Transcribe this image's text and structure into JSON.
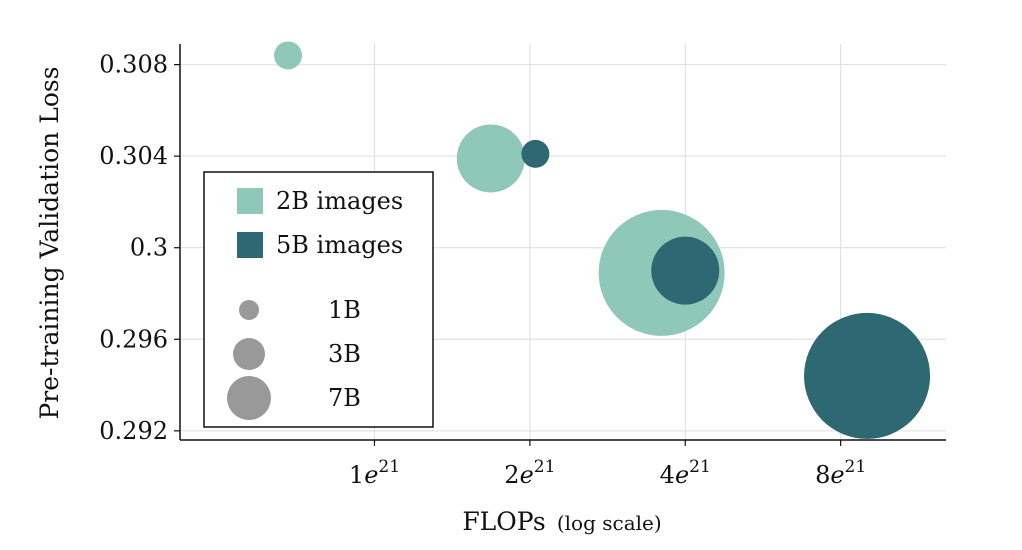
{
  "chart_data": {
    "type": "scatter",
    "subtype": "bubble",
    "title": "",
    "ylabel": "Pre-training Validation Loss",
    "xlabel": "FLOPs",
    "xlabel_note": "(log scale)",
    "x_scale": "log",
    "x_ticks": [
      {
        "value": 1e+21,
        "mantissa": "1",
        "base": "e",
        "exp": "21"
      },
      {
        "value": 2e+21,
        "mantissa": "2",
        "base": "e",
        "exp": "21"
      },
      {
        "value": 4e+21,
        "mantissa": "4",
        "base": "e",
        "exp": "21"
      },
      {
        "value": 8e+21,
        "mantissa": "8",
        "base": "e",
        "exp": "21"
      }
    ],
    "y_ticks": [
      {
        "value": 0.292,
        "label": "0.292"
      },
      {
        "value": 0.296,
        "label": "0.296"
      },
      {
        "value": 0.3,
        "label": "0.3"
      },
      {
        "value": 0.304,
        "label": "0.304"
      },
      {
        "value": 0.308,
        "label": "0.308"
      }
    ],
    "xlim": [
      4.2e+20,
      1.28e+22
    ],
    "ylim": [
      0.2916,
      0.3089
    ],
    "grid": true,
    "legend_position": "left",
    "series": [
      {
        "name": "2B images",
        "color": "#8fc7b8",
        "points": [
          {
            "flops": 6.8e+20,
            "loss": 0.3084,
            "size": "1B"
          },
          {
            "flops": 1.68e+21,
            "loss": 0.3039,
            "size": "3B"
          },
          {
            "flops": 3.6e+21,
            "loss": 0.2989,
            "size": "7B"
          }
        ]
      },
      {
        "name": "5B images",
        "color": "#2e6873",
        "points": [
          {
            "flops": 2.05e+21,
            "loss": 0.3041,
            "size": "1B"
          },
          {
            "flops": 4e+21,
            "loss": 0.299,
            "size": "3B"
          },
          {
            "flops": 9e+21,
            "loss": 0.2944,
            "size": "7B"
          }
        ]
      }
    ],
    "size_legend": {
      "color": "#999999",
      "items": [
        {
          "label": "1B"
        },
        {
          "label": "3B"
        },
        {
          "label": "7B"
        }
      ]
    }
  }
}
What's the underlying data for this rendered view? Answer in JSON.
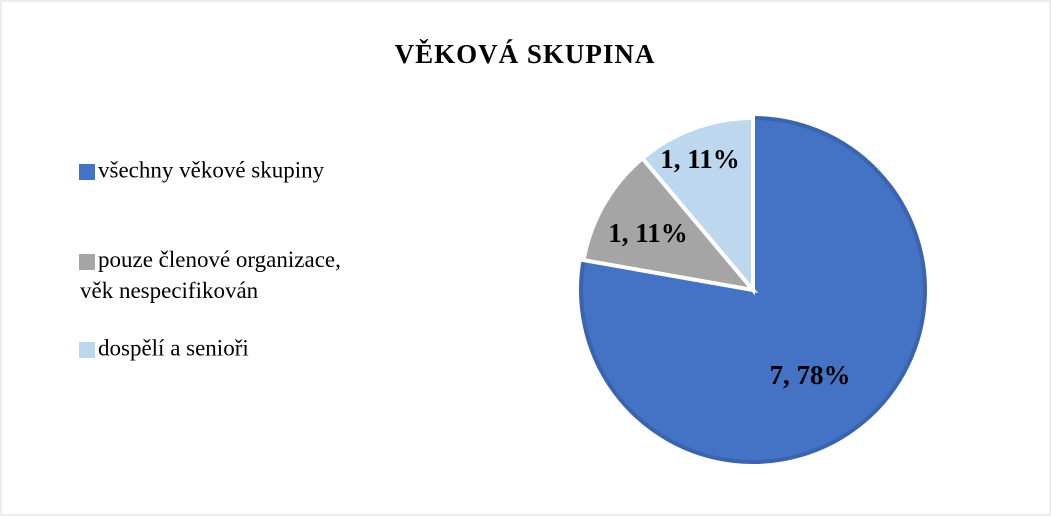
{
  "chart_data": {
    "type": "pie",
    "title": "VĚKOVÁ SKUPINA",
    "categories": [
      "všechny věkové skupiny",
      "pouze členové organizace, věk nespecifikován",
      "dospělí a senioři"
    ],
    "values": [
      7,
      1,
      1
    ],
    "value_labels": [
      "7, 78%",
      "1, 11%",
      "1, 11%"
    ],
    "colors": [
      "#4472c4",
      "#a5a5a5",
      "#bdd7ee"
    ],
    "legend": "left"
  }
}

--*--

Copy out each line word for word, please, skipping the images.

Transcribe this image's text and structure into JSON.
{
  "chart_data": {
    "type": "scatter",
    "subtype": "bubble",
    "title": "",
    "ylabel": "Pre-training Validation Loss",
    "xlabel": "FLOPs",
    "xlabel_note": "(log scale)",
    "x_scale": "log",
    "x_ticks": [
      {
        "value": 1e+21,
        "mantissa": "1",
        "base": "e",
        "exp": "21"
      },
      {
        "value": 2e+21,
        "mantissa": "2",
        "base": "e",
        "exp": "21"
      },
      {
        "value": 4e+21,
        "mantissa": "4",
        "base": "e",
        "exp": "21"
      },
      {
        "value": 8e+21,
        "mantissa": "8",
        "base": "e",
        "exp": "21"
      }
    ],
    "y_ticks": [
      {
        "value": 0.292,
        "label": "0.292"
      },
      {
        "value": 0.296,
        "label": "0.296"
      },
      {
        "value": 0.3,
        "label": "0.3"
      },
      {
        "value": 0.304,
        "label": "0.304"
      },
      {
        "value": 0.308,
        "label": "0.308"
      }
    ],
    "xlim": [
      4.2e+20,
      1.28e+22
    ],
    "ylim": [
      0.2916,
      0.3089
    ],
    "grid": true,
    "legend_position": "left",
    "series": [
      {
        "name": "2B images",
        "color": "#8fc7b8",
        "points": [
          {
            "flops": 6.8e+20,
            "loss": 0.3084,
            "size": "1B"
          },
          {
            "flops": 1.68e+21,
            "loss": 0.3039,
            "size": "3B"
          },
          {
            "flops": 3.6e+21,
            "loss": 0.2989,
            "size": "7B"
          }
        ]
      },
      {
        "name": "5B images",
        "color": "#2e6873",
        "points": [
          {
            "flops": 2.05e+21,
            "loss": 0.3041,
            "size": "1B"
          },
          {
            "flops": 4e+21,
            "loss": 0.299,
            "size": "3B"
          },
          {
            "flops": 9e+21,
            "loss": 0.2944,
            "size": "7B"
          }
        ]
      }
    ],
    "size_legend": {
      "color": "#999999",
      "items": [
        {
          "label": "1B"
        },
        {
          "label": "3B"
        },
        {
          "label": "7B"
        }
      ]
    }
  }
}
What's the underlying data for this rendered view? Answer in JSON.
{
  "chart_data": {
    "type": "pie",
    "title": "VĚKOVÁ SKUPINA",
    "categories": [
      "všechny věkové skupiny",
      "pouze členové organizace, věk nespecifikován",
      "dospělí a senioři"
    ],
    "values": [
      7,
      1,
      1
    ],
    "value_labels": [
      "7, 78%",
      "1, 11%",
      "1, 11%"
    ],
    "colors": [
      "#4472c4",
      "#a5a5a5",
      "#bdd7ee"
    ],
    "legend": "left"
  }
}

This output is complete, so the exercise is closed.